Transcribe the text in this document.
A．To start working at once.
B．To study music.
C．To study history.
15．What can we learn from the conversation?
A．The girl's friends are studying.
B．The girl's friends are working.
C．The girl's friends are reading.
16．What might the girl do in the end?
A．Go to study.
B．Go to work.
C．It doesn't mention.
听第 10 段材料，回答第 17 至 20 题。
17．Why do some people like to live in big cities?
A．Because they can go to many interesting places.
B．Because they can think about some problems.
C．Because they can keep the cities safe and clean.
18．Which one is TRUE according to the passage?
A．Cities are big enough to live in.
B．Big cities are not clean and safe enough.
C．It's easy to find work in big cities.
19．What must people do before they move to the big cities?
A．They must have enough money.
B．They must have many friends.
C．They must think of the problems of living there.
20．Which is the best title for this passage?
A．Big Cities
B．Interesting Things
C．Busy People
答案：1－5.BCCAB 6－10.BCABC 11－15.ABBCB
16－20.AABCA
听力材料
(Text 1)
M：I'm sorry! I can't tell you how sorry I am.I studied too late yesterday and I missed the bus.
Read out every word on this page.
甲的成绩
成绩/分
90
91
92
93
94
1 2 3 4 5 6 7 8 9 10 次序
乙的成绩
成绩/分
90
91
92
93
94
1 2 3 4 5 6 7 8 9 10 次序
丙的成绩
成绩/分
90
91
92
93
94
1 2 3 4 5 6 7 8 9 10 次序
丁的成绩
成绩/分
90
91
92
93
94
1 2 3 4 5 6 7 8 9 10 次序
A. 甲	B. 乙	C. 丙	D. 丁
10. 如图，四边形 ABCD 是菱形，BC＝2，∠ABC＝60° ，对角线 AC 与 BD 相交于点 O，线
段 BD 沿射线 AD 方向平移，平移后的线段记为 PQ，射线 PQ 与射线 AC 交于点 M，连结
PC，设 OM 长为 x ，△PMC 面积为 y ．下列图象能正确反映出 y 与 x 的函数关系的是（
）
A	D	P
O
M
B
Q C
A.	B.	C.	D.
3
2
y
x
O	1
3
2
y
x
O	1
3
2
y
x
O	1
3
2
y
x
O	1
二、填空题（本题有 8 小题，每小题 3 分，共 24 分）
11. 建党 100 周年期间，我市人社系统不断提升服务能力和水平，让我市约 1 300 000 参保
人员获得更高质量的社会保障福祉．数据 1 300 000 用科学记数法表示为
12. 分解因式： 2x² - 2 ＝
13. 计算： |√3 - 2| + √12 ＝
=======
Your goal. Count every line in the data where the string "What" occurs. Give nothing except the number.

Response for this exercise. 3